(Dataset items)
※

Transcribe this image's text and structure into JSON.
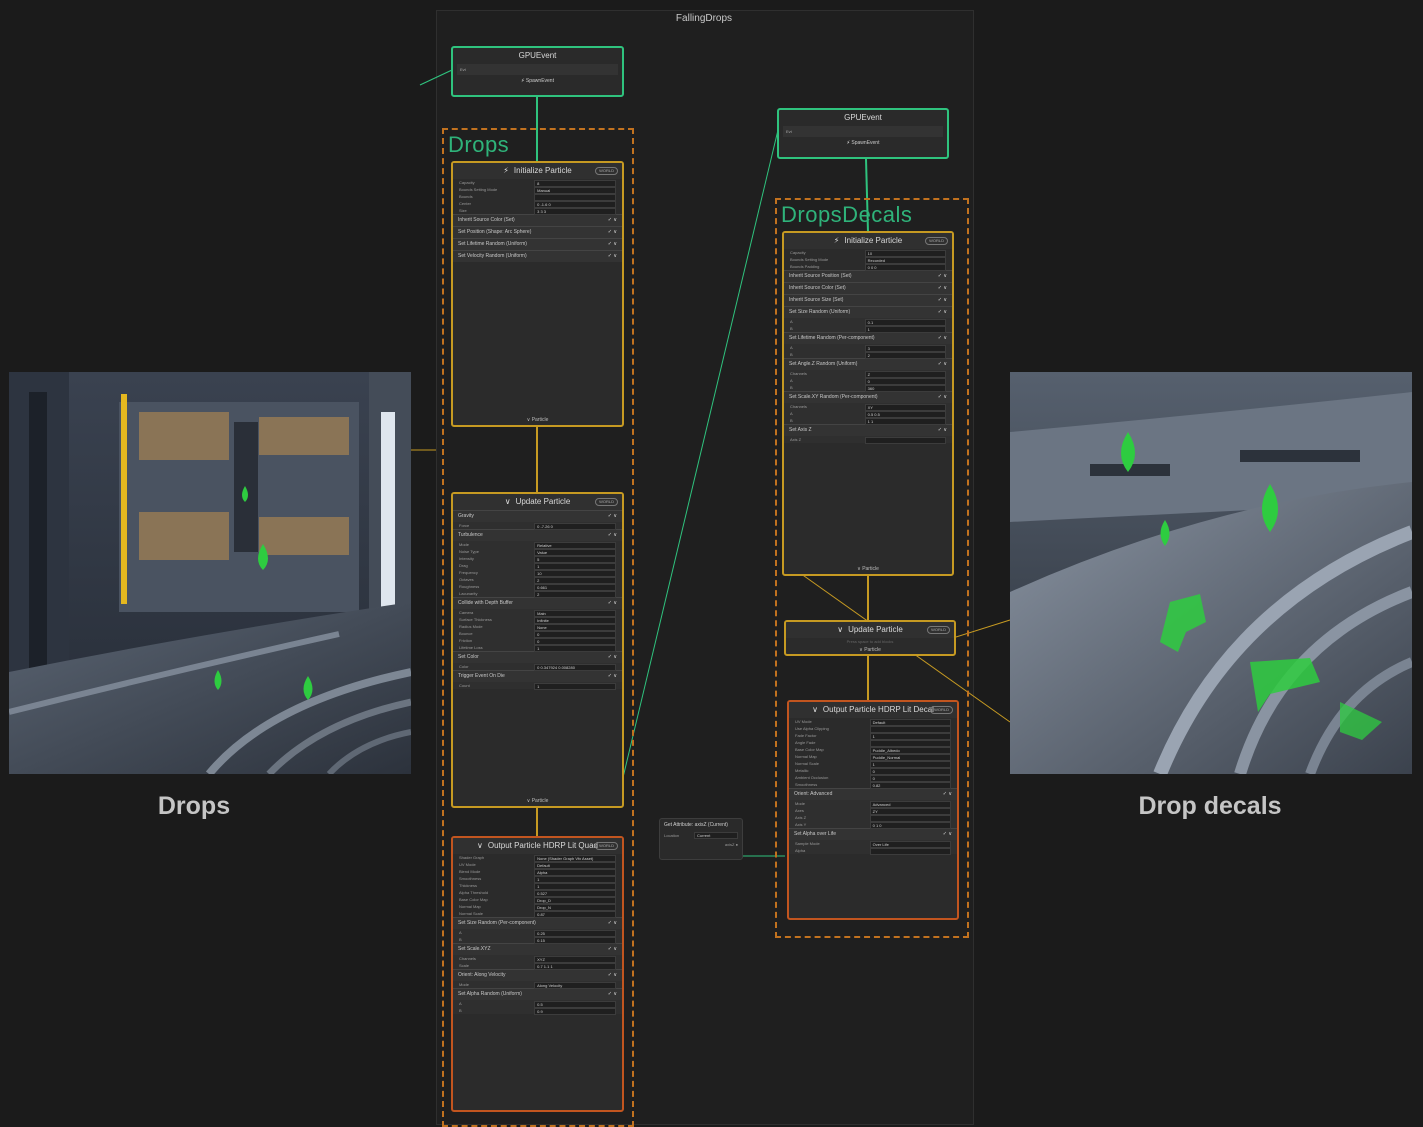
{
  "graph": {
    "title": "FallingDrops"
  },
  "captions": {
    "left": "Drops",
    "right": "Drop decals"
  },
  "left_image": {
    "name": "drops-scene",
    "drop_color": "#2ecc40"
  },
  "right_image": {
    "name": "drop-decals-scene",
    "drop_color": "#2ecc40"
  },
  "colors": {
    "accent_green": "#2fc37e",
    "accent_orange": "#c69a22",
    "accent_red": "#c2551f",
    "wire_orange": "#c69a22",
    "wire_green": "#2fc37e"
  },
  "icons": {
    "spawn": "lightning-icon",
    "update": "chevron-down-icon"
  },
  "drops_system": {
    "label": "Drops",
    "gpu_event": {
      "title": "GPUEvent",
      "port": "Evt",
      "spawn_label": "SpawnEvent"
    },
    "initialize": {
      "title": "Initialize Particle",
      "badge": "WORLD",
      "rows": [
        {
          "label": "Capacity",
          "value": "8"
        },
        {
          "label": "Bounds Setting Mode",
          "value": "Manual"
        },
        {
          "label": "Bounds",
          "value": ""
        },
        {
          "label": "Center",
          "value": "0   -1.6   0"
        },
        {
          "label": "Size",
          "value": "3   3   3"
        }
      ],
      "blocks": [
        "Inherit Source Color (Set)",
        "Set Position (Shape: Arc Sphere)",
        "Set Lifetime Random (Uniform)",
        "Set Velocity Random (Uniform)"
      ],
      "footer": "Particle"
    },
    "update": {
      "title": "Update Particle",
      "badge": "WORLD",
      "blocks": [
        {
          "title": "Gravity",
          "rows": [
            {
              "label": "Force",
              "value": "0   -7.26   0"
            }
          ]
        },
        {
          "title": "Turbulence",
          "rows": [
            {
              "label": "Mode",
              "value": "Relative"
            },
            {
              "label": "Noise Type",
              "value": "Value"
            },
            {
              "label": "Intensity",
              "value": "5"
            },
            {
              "label": "Drag",
              "value": "1"
            },
            {
              "label": "Frequency",
              "value": "10"
            },
            {
              "label": "Octaves",
              "value": "2"
            },
            {
              "label": "Roughness",
              "value": "0.661"
            },
            {
              "label": "Lacunarity",
              "value": "2"
            }
          ]
        },
        {
          "title": "Collide with Depth Buffer",
          "rows": [
            {
              "label": "Camera",
              "value": "Main"
            },
            {
              "label": "Surface Thickness",
              "value": "Infinite"
            },
            {
              "label": "Radius Mode",
              "value": "None"
            },
            {
              "label": "Bounce",
              "value": "0"
            },
            {
              "label": "Friction",
              "value": "0"
            },
            {
              "label": "Lifetime Loss",
              "value": "1"
            }
          ]
        },
        {
          "title": "Set Color",
          "rows": [
            {
              "label": "Color",
              "value": "0   0.347924   0.008280"
            }
          ]
        },
        {
          "title": "Trigger Event On Die",
          "rows": [
            {
              "label": "Count",
              "value": "1"
            }
          ]
        }
      ],
      "footer": "Particle"
    },
    "output": {
      "title": "Output Particle HDRP Lit Quad",
      "badge": "WORLD",
      "rows": [
        {
          "label": "Shader Graph",
          "value": "None (Shader Graph Vfx Asset)"
        },
        {
          "label": "UV Mode",
          "value": "Default"
        },
        {
          "label": "Blend Mode",
          "value": "Alpha"
        },
        {
          "label": "Smoothness",
          "value": "1"
        },
        {
          "label": "Thickness",
          "value": "1"
        },
        {
          "label": "Alpha Threshold",
          "value": "0.527"
        },
        {
          "label": "Base Color Map",
          "value": "Drop_D"
        },
        {
          "label": "Normal Map",
          "value": "Drop_N"
        },
        {
          "label": "Normal Scale",
          "value": "0.87"
        }
      ],
      "blocks": [
        {
          "title": "Set Size Random (Per-component)",
          "rows": [
            {
              "label": "A",
              "value": "0.25"
            },
            {
              "label": "B",
              "value": "0.15"
            }
          ]
        },
        {
          "title": "Set Scale.XYZ",
          "rows": [
            {
              "label": "Channels",
              "value": "XYZ"
            },
            {
              "label": "Scale",
              "value": "0.7   1.1   1"
            }
          ]
        },
        {
          "title": "Orient: Along Velocity",
          "rows": [
            {
              "label": "Mode",
              "value": "Along Velocity"
            }
          ]
        },
        {
          "title": "Set Alpha Random (Uniform)",
          "rows": [
            {
              "label": "A",
              "value": "0.5"
            },
            {
              "label": "B",
              "value": "0.9"
            }
          ]
        }
      ]
    }
  },
  "decals_system": {
    "label": "DropsDecals",
    "gpu_event": {
      "title": "GPUEvent",
      "port": "Evt",
      "spawn_label": "SpawnEvent"
    },
    "initialize": {
      "title": "Initialize Particle",
      "badge": "WORLD",
      "rows": [
        {
          "label": "Capacity",
          "value": "10"
        },
        {
          "label": "Bounds Setting Mode",
          "value": "Recorded"
        },
        {
          "label": "Bounds Padding",
          "value": "0   0   0"
        }
      ],
      "blocks": [
        {
          "title": "Inherit Source Position (Set)",
          "rows": []
        },
        {
          "title": "Inherit Source Color (Set)",
          "rows": []
        },
        {
          "title": "Inherit Source Size (Set)",
          "rows": []
        },
        {
          "title": "Set Size Random (Uniform)",
          "rows": [
            {
              "label": "A",
              "value": "0.1"
            },
            {
              "label": "B",
              "value": "1"
            }
          ]
        },
        {
          "title": "Set Lifetime Random (Per-component)",
          "rows": [
            {
              "label": "A",
              "value": "3"
            },
            {
              "label": "B",
              "value": "2"
            }
          ]
        },
        {
          "title": "Set Angle.Z Random (Uniform)",
          "rows": [
            {
              "label": "Channels",
              "value": "Z"
            },
            {
              "label": "A",
              "value": "0"
            },
            {
              "label": "B",
              "value": "360"
            }
          ]
        },
        {
          "title": "Set Scale.XY Random (Per-component)",
          "rows": [
            {
              "label": "Channels",
              "value": "XY"
            },
            {
              "label": "A",
              "value": "0.5   0.5"
            },
            {
              "label": "B",
              "value": "1   1"
            }
          ]
        },
        {
          "title": "Set Axis Z",
          "rows": [
            {
              "label": "Axis Z",
              "value": ""
            }
          ]
        }
      ],
      "footer": "Particle"
    },
    "update": {
      "title": "Update Particle",
      "badge": "WORLD",
      "hint": "Press space to add blocks",
      "footer": "Particle"
    },
    "output": {
      "title": "Output Particle HDRP Lit Decal",
      "badge": "WORLD",
      "rows": [
        {
          "label": "UV Mode",
          "value": "Default"
        },
        {
          "label": "Use Alpha Clipping",
          "value": ""
        },
        {
          "label": "Fade Factor",
          "value": "1"
        },
        {
          "label": "Angle Fade",
          "value": ""
        },
        {
          "label": "Base Color Map",
          "value": "Puddle_Albedo"
        },
        {
          "label": "Normal Map",
          "value": "Puddle_Normal"
        },
        {
          "label": "Normal Scale",
          "value": "1"
        },
        {
          "label": "Metallic",
          "value": "0"
        },
        {
          "label": "Ambient Occlusion",
          "value": "0"
        },
        {
          "label": "Smoothness",
          "value": "0.82"
        }
      ],
      "blocks": [
        {
          "title": "Orient: Advanced",
          "rows": [
            {
              "label": "Mode",
              "value": "Advanced"
            },
            {
              "label": "Axes",
              "value": "ZY"
            },
            {
              "label": "Axis Z",
              "value": ""
            },
            {
              "label": "Axis Y",
              "value": "0   1   0"
            }
          ]
        },
        {
          "title": "Set Alpha over Life",
          "rows": [
            {
              "label": "Sample Mode",
              "value": "Over Life"
            },
            {
              "label": "Alpha",
              "value": ""
            }
          ]
        }
      ]
    }
  },
  "attribute_node": {
    "title": "Get Attribute: axisZ (Current)",
    "location_label": "Location",
    "location_value": "Current",
    "out_label": "axisZ"
  }
}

※

Look through the entries above and report the number of lines that contain "Bounds". Write only the number.

4